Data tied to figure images

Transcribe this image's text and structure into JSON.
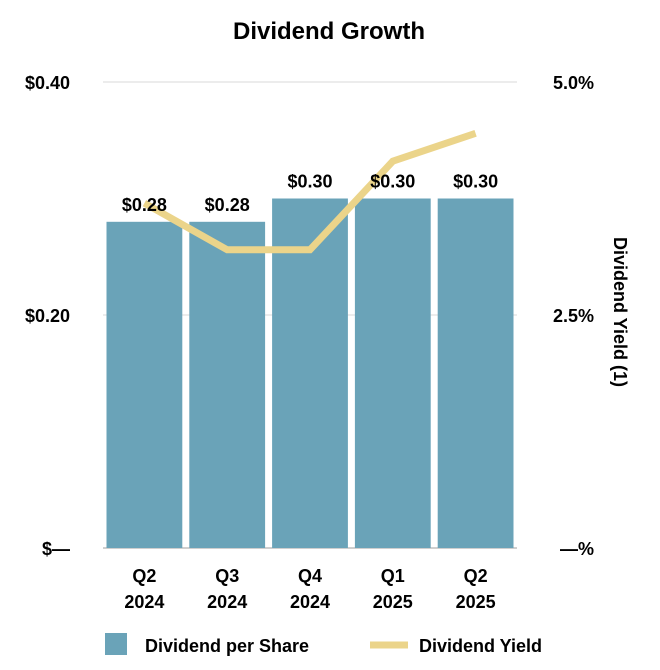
{
  "chart_data": {
    "type": "bar+line",
    "title": "Dividend Growth",
    "categories": [
      [
        "Q2",
        "2024"
      ],
      [
        "Q3",
        "2024"
      ],
      [
        "Q4",
        "2024"
      ],
      [
        "Q1",
        "2025"
      ],
      [
        "Q2",
        "2025"
      ]
    ],
    "series": [
      {
        "name": "Dividend per Share",
        "type": "bar",
        "axis": "left",
        "color": "#6aa3b8",
        "values": [
          0.28,
          0.28,
          0.3,
          0.3,
          0.3
        ],
        "labels": [
          "$0.28",
          "$0.28",
          "$0.30",
          "$0.30",
          "$0.30"
        ]
      },
      {
        "name": "Dividend Yield",
        "type": "line",
        "axis": "right",
        "color": "#ebd48a",
        "values": [
          3.7,
          3.2,
          3.2,
          4.15,
          4.45
        ]
      }
    ],
    "left_axis": {
      "min": 0,
      "max": 0.4,
      "ticks": [
        {
          "value": 0,
          "label": "$—"
        },
        {
          "value": 0.2,
          "label": "$0.20"
        },
        {
          "value": 0.4,
          "label": "$0.40"
        }
      ]
    },
    "right_axis": {
      "min": 0,
      "max": 5.0,
      "label": "Dividend Yield (1)",
      "ticks": [
        {
          "value": 0,
          "label": "—%"
        },
        {
          "value": 2.5,
          "label": "2.5%"
        },
        {
          "value": 5.0,
          "label": "5.0%"
        }
      ]
    },
    "grid": true,
    "legend_position": "bottom"
  }
}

**What you should do**: Search the records above for the string "name". Copy every line that contains it.

**Written solution**:
        "name": "Dividend per Share",
        "name": "Dividend Yield",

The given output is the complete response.